WRITTEN TASK 1 :: In the commentary on the Occupational Safety, Health and Working Conditions Code, 2020, restate the paragraph beginning "This is a newly introduced Chapter" as a short bulleted list that keeps its main facts.
WRITTEN TASK 2 :: Extend the commentary on the Occupational Safety, Health and Working Conditions Code, 2020, beyond its final paragraph.

───── TEXT SHOWN

Now, let us see what is in store for the Business.
THE OCCUPATIONAL SAFETY, HEALTH AND WORKING CONDITIONS CODE, 2020, defines CORE & NON CORE ACTIVITIES. While, this is welcome, Sec.57 of the Code prohibits engagement of contract labour in CORE AREAS.
NON CORE AREAS, no issues, engagements are permitted.
Definition of Core Areas has been very vague and highly debatable.
"Core activity of an establishment" means any activity for which the establishment is set up and includes any activity which is essential or necessary to such activity”
On close examination of various types of outsourcing like functions like finance, administrations, pay roll, wage administrations, talent acquisitions, marketing, sales , purchase, IT / ITES / BPO sectors etc, these activities do fall under the definition of “Core Activities”. The question is how to face the challenge.
There is a small leverage for arguments to continue to engage contract labour. Following is the extract of the definition of “Contract Labour”.
Sec. 2 (m) "contract labour" means a worker who shall be deemed to be employed in or in connection with the work of an establishment when he is hired in or in connection with such work by or through a contractor, with or without the knowledge of the principal employer and includes inter-State migrant worker but does not include a worker (other than part time employee) who is regularly employed by the contractor for any activity of his establishment and his employment is governed by mutually accepted standards of the conditions of employment (including engagement on permanent basis), and gets periodical increment in the pay, social security coverage and other welfare benefits in accordance with the law for the time being in force in such employment;
But, this is highly arguable, debatable and interpretations can be either way. We can be sure that this will be a major litigation when the Code comes into effect and the Trade Unions or even the Authorities might start questioning and creates conflicts. It is too early to conclude that the employers have gained arising out the proviso.
5. Worker Reskilling Fund.
This is a newly introduced Chapter towards creating a Fund. This Fund is aimed at Skilling / Reskilling of workmen who are retrenched. The Funds are generated by contributions by Employers as well as the Government. The intention and purpose of the Code under this provision is good.

──────────
───── DATA SUPPLIED

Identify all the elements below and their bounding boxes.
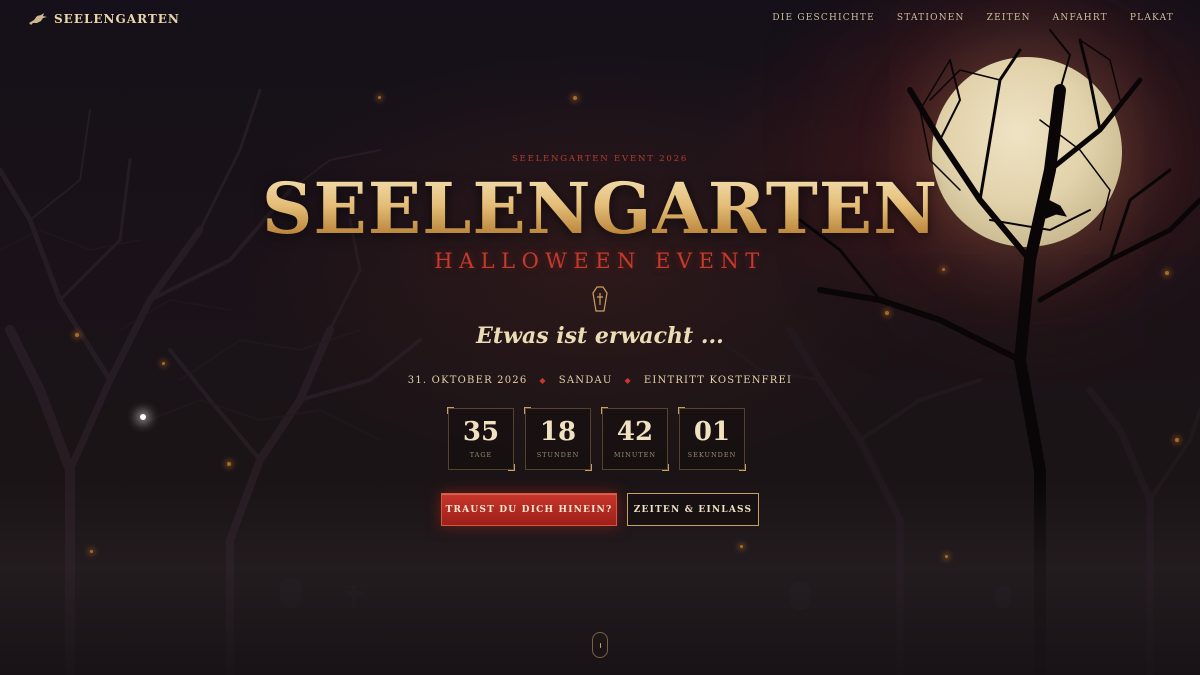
scroll-dot [599,643,601,648]
countdown-days: 35 TAGE [447,407,515,471]
ember [945,555,948,558]
countdown-label: SEKUNDEN [687,451,737,459]
top-navigation: SEELENGARTEN DIE GESCHICHTE STATIONEN ZE… [0,0,1200,40]
nav-link-die-geschichte[interactable]: DIE GESCHICHTE [772,13,875,23]
event-eyebrow: SEELENGARTEN EVENT 2026 [511,154,689,164]
nav-link-plakat[interactable]: PLAKAT [1130,13,1174,23]
ember [885,311,889,315]
countdown-seconds: 01 SEKUNDEN [678,407,746,471]
enter-button[interactable]: TRAUST DU DICH HINEIN? [441,493,617,526]
diamond-separator-icon: ◆ [624,376,632,385]
ember [90,550,93,553]
countdown-hours: 18 STUNDEN [524,407,592,471]
countdown-label: TAGE [469,451,493,459]
diamond-separator-icon: ◆ [539,376,547,385]
glowing-wisp [140,414,146,420]
countdown-label: MINUTEN [613,451,657,459]
countdown-value: 01 [693,417,731,447]
nav-link-stationen[interactable]: STATIONEN [897,13,965,23]
nav-links: DIE GESCHICHTE STATIONEN ZEITEN ANFAHRT … [772,13,1174,23]
countdown-minutes: 42 MINUTEN [601,407,669,471]
ember [162,362,165,365]
ember [378,96,381,99]
nav-link-zeiten[interactable]: ZEITEN [987,13,1031,23]
raven-icon [29,13,47,25]
countdown: 35 TAGE 18 STUNDEN 42 MINUTEN 01 SEKUNDE… [447,407,746,471]
ember [740,545,743,548]
ember [573,96,577,100]
page-subtitle: HALLOWEEN EVENT [434,249,766,273]
times-admission-button[interactable]: ZEITEN & EINLASS [627,493,759,526]
ember [1175,438,1179,442]
coffin-icon [592,286,608,312]
logo-text: SEELENGARTEN [54,12,180,26]
scroll-down-icon[interactable] [592,632,608,658]
countdown-value: 42 [616,417,654,447]
countdown-value: 18 [539,417,577,447]
event-meta: 31. OKTOBER 2026 ◆ SANDAU ◆ EINTRITT KOS… [0,375,1200,386]
event-location: SANDAU [558,375,613,386]
nav-link-anfahrt[interactable]: ANFAHRT [1053,13,1108,23]
site-logo[interactable]: SEELENGARTEN [28,11,180,27]
ember [227,462,231,466]
tagline: Etwas ist erwacht ... [476,323,724,349]
event-date: 31. OKTOBER 2026 [407,375,528,386]
page-title: SEELENGARTEN [0,172,1200,246]
event-admission: EINTRITT KOSTENFREI [643,375,793,386]
countdown-value: 35 [462,417,500,447]
countdown-label: STUNDEN [536,451,580,459]
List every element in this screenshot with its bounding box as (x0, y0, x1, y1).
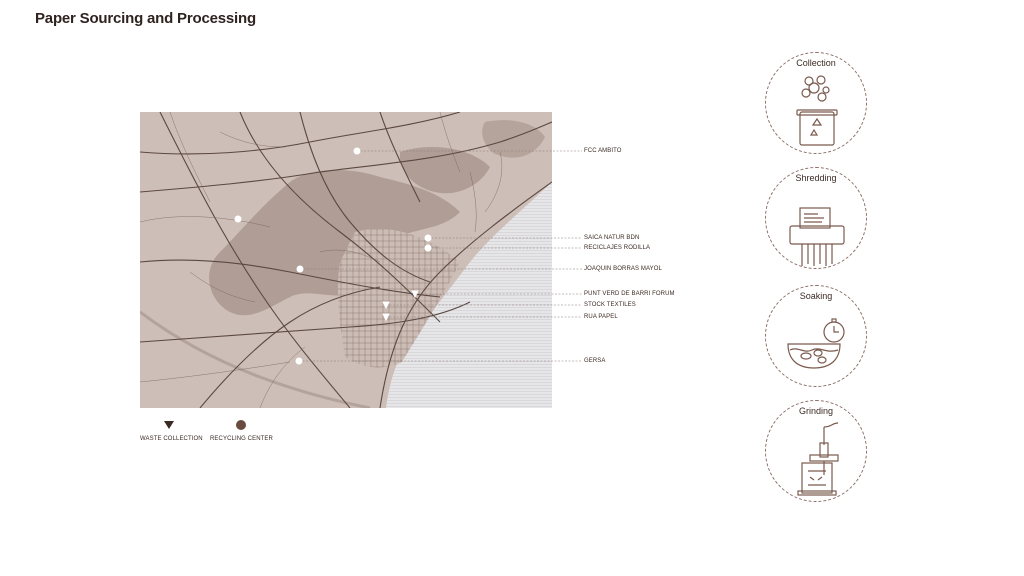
location-label: RECICLAJES RODILLA (584, 245, 651, 251)
location-label: GERSA (584, 358, 606, 364)
soaking-tub-timer-icon (787, 318, 845, 369)
location-label: SAICA NATUR BDN (584, 235, 640, 241)
paper-shredder-icon (789, 207, 845, 266)
step-grinding[interactable]: Grinding (765, 400, 867, 502)
recycle-bin-icon (796, 75, 838, 146)
legend-label: WASTE COLLECTION (140, 436, 203, 442)
step-shredding[interactable]: Shredding (765, 167, 867, 269)
location-label: STOCK TEXTILES (584, 302, 636, 308)
legend-waste-collection: WASTE COLLECTION (140, 418, 203, 442)
step-collection[interactable]: Collection (765, 52, 867, 154)
location-label: RUA PAPEL (584, 314, 618, 320)
location-label: PUNT VERD DE BARRI FORUM (584, 291, 675, 297)
circle-marker-icon (236, 420, 246, 430)
legend-label: RECYCLING CENTER (210, 436, 273, 442)
map[interactable] (140, 112, 552, 408)
step-soaking[interactable]: Soaking (765, 285, 867, 387)
triangle-marker-icon (164, 421, 174, 429)
location-label: FCC AMBITO (584, 148, 622, 154)
page-title: Paper Sourcing and Processing (35, 10, 256, 27)
map-canvas (140, 112, 552, 408)
legend-recycling-center: RECYCLING CENTER (210, 418, 273, 442)
grinder-icon (797, 422, 839, 496)
location-label: JOAQUIN BORRAS MAYOL (584, 266, 662, 272)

──────────

REPLY 1 ::
- A newly introduced Chapter creates a Fund.
- The Fund is for skilling and reskilling retrenched workmen.
- Employers and the Government contribute to it.
- The Code's intention and purpose in this provision are good.

REPLY 2 ::
Now the Central Government has published Draft Rules and some of the State Governments have also published the Draft Rules.
Under these Draft Rules, it is surprising to see that the Employer is directed to contribute the amount equivalent to 15 days of wages for every completed year of service in cases of retrenchment of a workman. The amount to be credited to Central / State Authority online with details of name and bank details etc of the retrenched worker. In turn, the Authority will remit this amount to the retrenched workmen.
Now, here, where is the reskilling? The Employer has to pay retrenchment compensation under the Code which is a condition precedent at the time of retrenchment and then the Employer has to deposit the amount to the Fund. This is a double payment of retrenchment compensation. The purpose and intention of the Code is totally diluted.
The penalties under all the Codes are very severe for each and every contravention of the provisions. The Minimum Fine starts with Rs. Fifty Thousand and goes up to Rs 4 Lakhs.
The imprisonment starts with Three months and goes up to 3 years.
Under the Code On Wages, any employee who gets the salary delayed or gets less salary or deductions are in excess, the Employee can directly file a complaint before a Magistrate against the Employer. Hence, strict compliances under all the Four Codes is one of the challenge.
Finally, when we scrutinize the positive sides of the Four Codes with the dis-advantages, concerns, threat of increase of litigations, challenging issues, how far one can say it is a Labour Reform with a purpose and intention of “Ease Of Doing Business”??